**GIVEN INSTRUCTION**: Images should be left out, and everything else in the listing reproduced exactly.
___ LISTED RECORDS
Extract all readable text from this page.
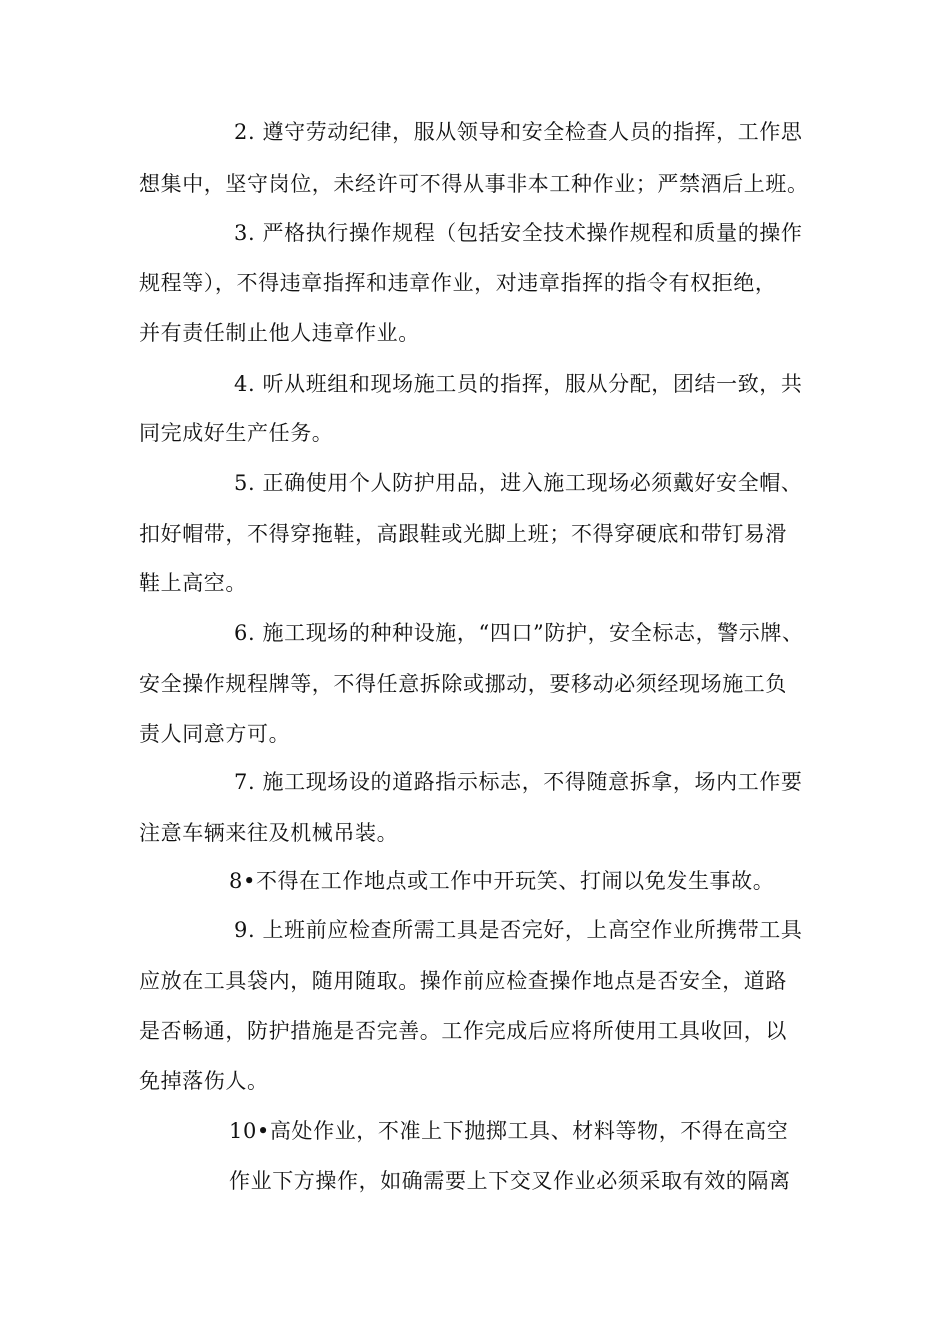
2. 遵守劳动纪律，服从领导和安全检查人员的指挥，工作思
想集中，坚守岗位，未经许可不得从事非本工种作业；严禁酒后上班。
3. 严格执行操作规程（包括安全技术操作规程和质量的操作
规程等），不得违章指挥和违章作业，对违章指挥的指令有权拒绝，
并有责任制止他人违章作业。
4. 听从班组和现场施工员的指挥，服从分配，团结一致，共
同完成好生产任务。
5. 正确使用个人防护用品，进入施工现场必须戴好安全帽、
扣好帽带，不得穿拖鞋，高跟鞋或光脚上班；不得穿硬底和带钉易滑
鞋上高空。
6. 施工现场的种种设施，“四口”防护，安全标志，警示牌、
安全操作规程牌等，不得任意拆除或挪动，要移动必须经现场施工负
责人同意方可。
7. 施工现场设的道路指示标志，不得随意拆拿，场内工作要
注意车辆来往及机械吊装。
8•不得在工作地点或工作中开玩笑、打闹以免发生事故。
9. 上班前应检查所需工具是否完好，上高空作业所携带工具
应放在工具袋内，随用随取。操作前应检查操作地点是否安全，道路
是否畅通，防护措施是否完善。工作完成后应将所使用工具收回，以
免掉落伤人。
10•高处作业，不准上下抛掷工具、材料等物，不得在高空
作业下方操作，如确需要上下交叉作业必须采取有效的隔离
______
**SOLUTION TO THIS PROBLEM**:
Extract all readable text from this page.
2. 遵守劳动纪律，服从领导和安全检查人员的指挥，工作思
想集中，坚守岗位，未经许可不得从事非本工种作业；严禁酒后上班。
3. 严格执行操作规程（包括安全技术操作规程和质量的操作
规程等），不得违章指挥和违章作业，对违章指挥的指令有权拒绝，
并有责任制止他人违章作业。
4. 听从班组和现场施工员的指挥，服从分配，团结一致，共
同完成好生产任务。
5. 正确使用个人防护用品，进入施工现场必须戴好安全帽、
扣好帽带，不得穿拖鞋，高跟鞋或光脚上班；不得穿硬底和带钉易滑
鞋上高空。
6. 施工现场的种种设施，“四口”防护，安全标志，警示牌、
安全操作规程牌等，不得任意拆除或挪动，要移动必须经现场施工负
责人同意方可。
7. 施工现场设的道路指示标志，不得随意拆拿，场内工作要
注意车辆来往及机械吊装。
8•不得在工作地点或工作中开玩笑、打闹以免发生事故。
9. 上班前应检查所需工具是否完好，上高空作业所携带工具
应放在工具袋内，随用随取。操作前应检查操作地点是否安全，道路
是否畅通，防护措施是否完善。工作完成后应将所使用工具收回，以
免掉落伤人。
10•高处作业，不准上下抛掷工具、材料等物，不得在高空
作业下方操作，如确需要上下交叉作业必须采取有效的隔离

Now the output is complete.